======== Input material ========
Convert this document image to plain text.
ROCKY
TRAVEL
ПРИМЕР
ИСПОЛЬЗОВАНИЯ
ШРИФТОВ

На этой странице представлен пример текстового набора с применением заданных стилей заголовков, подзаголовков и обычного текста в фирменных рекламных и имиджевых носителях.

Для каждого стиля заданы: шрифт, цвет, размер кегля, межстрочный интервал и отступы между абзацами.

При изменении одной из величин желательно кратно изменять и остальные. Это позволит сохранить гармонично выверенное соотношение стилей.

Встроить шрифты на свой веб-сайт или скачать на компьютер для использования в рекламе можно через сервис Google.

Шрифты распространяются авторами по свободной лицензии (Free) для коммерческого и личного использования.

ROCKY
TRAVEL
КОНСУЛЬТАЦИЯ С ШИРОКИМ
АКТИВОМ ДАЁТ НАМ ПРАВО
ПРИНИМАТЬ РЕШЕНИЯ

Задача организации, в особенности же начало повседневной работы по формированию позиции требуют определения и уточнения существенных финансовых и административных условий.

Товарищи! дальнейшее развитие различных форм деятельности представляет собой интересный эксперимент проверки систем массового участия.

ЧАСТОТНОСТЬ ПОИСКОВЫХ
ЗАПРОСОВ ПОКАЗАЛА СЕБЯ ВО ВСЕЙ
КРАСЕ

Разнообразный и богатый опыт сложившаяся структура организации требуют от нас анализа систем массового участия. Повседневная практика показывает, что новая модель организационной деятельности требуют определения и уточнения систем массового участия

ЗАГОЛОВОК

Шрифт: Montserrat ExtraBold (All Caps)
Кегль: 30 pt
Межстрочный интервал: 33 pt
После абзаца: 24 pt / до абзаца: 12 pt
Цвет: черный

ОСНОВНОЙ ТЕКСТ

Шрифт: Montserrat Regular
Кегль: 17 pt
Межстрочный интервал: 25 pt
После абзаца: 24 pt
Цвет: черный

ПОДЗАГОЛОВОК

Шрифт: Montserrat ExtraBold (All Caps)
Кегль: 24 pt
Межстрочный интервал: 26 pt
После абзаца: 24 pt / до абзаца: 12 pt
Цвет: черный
========
__Aim of the exercise__
Every line holding "систем" should be copied out.

__Right answer__
Товарищи! дальнейшее развитие различных форм деятельности представляет собой интересный эксперимент проверки систем массового участия.
Разнообразный и богатый опыт сложившаяся структура организации требуют от нас анализа систем массового участия. Повседневная практика показывает, что новая модель организационной деятельности требуют определения и уточнения систем массового участия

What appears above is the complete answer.